## What you need to do
Skip the pictures and extract all of the lines exactly as written.
** START Data rows **
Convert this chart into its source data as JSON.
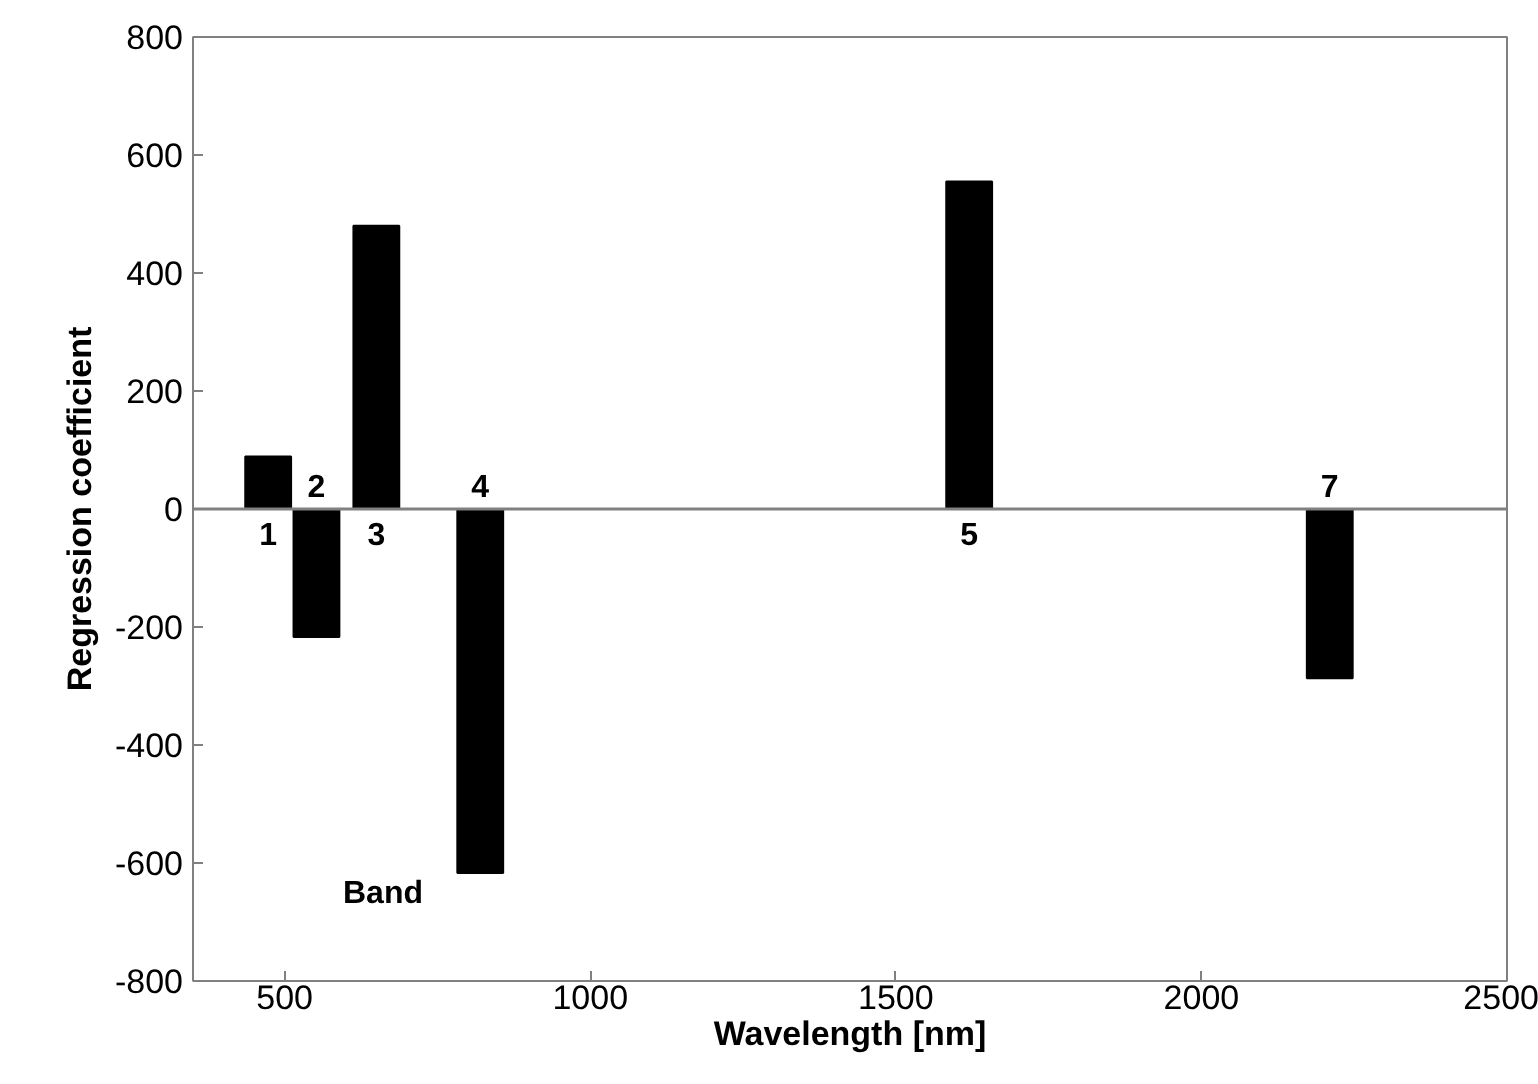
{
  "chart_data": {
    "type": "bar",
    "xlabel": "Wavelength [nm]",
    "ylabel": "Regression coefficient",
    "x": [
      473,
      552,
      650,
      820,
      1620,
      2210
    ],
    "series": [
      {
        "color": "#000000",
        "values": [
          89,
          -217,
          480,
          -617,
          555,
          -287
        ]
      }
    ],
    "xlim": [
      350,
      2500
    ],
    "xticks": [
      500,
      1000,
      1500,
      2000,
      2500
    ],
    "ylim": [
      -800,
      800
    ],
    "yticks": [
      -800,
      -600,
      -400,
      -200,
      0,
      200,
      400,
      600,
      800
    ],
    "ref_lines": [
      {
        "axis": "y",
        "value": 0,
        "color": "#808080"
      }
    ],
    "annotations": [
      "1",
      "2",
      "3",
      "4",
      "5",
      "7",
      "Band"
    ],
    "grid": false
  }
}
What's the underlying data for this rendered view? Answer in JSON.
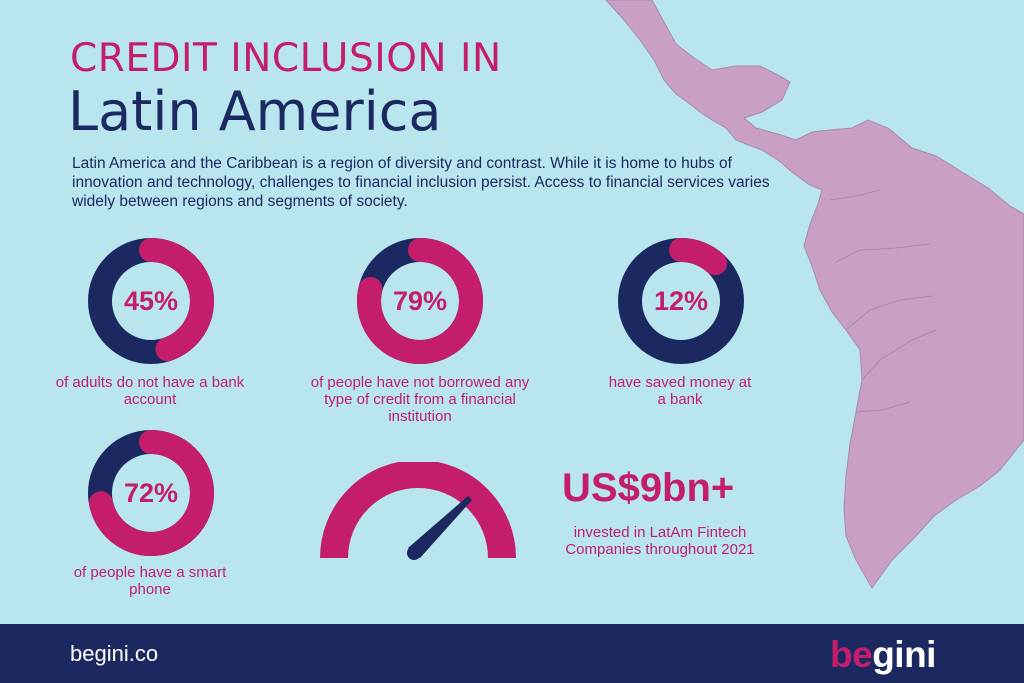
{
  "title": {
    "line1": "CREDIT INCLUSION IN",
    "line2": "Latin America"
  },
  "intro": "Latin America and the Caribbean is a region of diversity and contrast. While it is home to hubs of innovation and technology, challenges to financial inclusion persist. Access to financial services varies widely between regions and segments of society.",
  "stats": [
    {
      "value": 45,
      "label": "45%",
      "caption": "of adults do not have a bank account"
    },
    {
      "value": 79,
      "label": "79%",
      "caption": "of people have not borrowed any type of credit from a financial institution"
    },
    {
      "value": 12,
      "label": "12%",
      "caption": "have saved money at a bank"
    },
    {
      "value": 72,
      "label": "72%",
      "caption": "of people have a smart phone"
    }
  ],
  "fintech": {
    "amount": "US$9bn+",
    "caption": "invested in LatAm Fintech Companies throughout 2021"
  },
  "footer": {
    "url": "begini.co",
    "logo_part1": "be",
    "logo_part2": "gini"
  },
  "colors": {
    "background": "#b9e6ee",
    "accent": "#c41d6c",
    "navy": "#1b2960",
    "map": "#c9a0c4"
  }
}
** END Data rows **
## Reply
Convert this chart into its source data as JSON.
{
  "chart_data": {
    "type": "bar",
    "xlabel": "Wavelength [nm]",
    "ylabel": "Regression coefficient",
    "x": [
      473,
      552,
      650,
      820,
      1620,
      2210
    ],
    "series": [
      {
        "color": "#000000",
        "values": [
          89,
          -217,
          480,
          -617,
          555,
          -287
        ]
      }
    ],
    "xlim": [
      350,
      2500
    ],
    "xticks": [
      500,
      1000,
      1500,
      2000,
      2500
    ],
    "ylim": [
      -800,
      800
    ],
    "yticks": [
      -800,
      -600,
      -400,
      -200,
      0,
      200,
      400,
      600,
      800
    ],
    "ref_lines": [
      {
        "axis": "y",
        "value": 0,
        "color": "#808080"
      }
    ],
    "annotations": [
      "1",
      "2",
      "3",
      "4",
      "5",
      "7",
      "Band"
    ],
    "grid": false
  }
}
What's the underlying data for this rendered view? Answer in JSON.
{
  "title": {
    "line1": "CREDIT INCLUSION IN",
    "line2": "Latin America"
  },
  "intro": "Latin America and the Caribbean is a region of diversity and contrast. While it is home to hubs of innovation and technology, challenges to financial inclusion persist. Access to financial services varies widely between regions and segments of society.",
  "stats": [
    {
      "value": 45,
      "label": "45%",
      "caption": "of adults do not have a bank account"
    },
    {
      "value": 79,
      "label": "79%",
      "caption": "of people have not borrowed any type of credit from a financial institution"
    },
    {
      "value": 12,
      "label": "12%",
      "caption": "have saved money at a bank"
    },
    {
      "value": 72,
      "label": "72%",
      "caption": "of people have a smart phone"
    }
  ],
  "fintech": {
    "amount": "US$9bn+",
    "caption": "invested in LatAm Fintech Companies throughout 2021"
  },
  "footer": {
    "url": "begini.co",
    "logo_part1": "be",
    "logo_part2": "gini"
  },
  "colors": {
    "background": "#b9e6ee",
    "accent": "#c41d6c",
    "navy": "#1b2960",
    "map": "#c9a0c4"
  }
}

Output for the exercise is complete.